- **Set exercise**
Where a line of the listing below includes the word "JSON", reproduce that line.

- **Raw records**
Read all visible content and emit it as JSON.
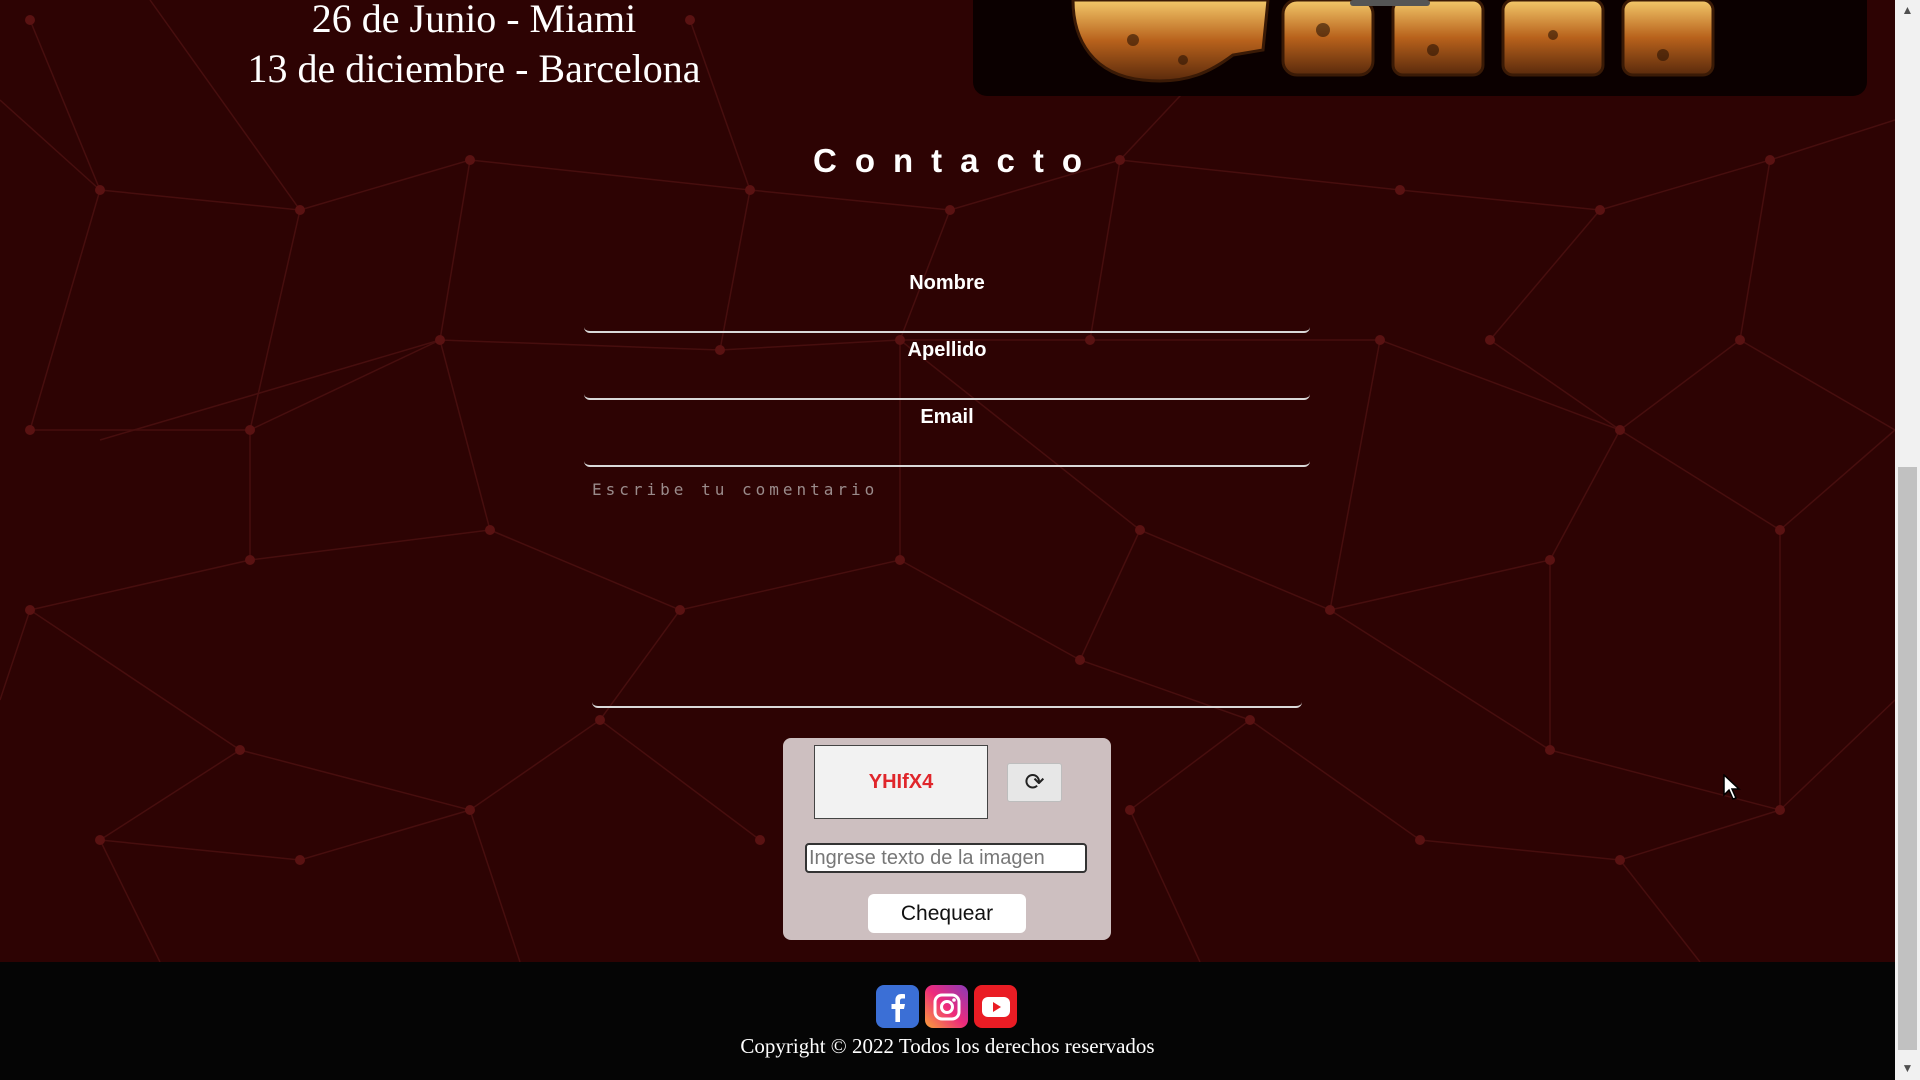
{
  "events": {
    "line1": "26 de Junio - Miami",
    "line2": "13 de diciembre - Barcelona"
  },
  "contact": {
    "title": "Contacto",
    "fields": [
      {
        "label": "Nombre",
        "value": ""
      },
      {
        "label": "Apellido",
        "value": ""
      },
      {
        "label": "Email",
        "value": ""
      }
    ],
    "comment_placeholder": "Escribe tu comentario"
  },
  "captcha": {
    "code": "YHIfX4",
    "refresh_icon": "refresh-icon",
    "input_placeholder": "Ingrese texto de la imagen",
    "check_label": "Chequear"
  },
  "footer": {
    "social": [
      "facebook-icon",
      "instagram-icon",
      "youtube-icon"
    ],
    "copyright": "Copyright © 2022 Todos los derechos reservados"
  },
  "colors": {
    "background": "#2d0303",
    "footer": "#050505",
    "captcha_panel": "#cdbfc0",
    "captcha_text": "#e0262b"
  }
}
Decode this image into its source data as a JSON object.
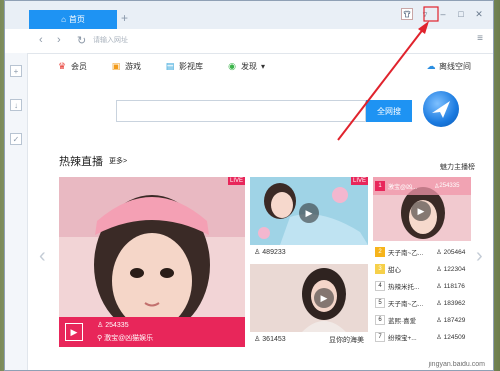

- **Answer to the exercise**
Read all visible content and emit it as JSON.
Decode this image into its source data as a JSON object.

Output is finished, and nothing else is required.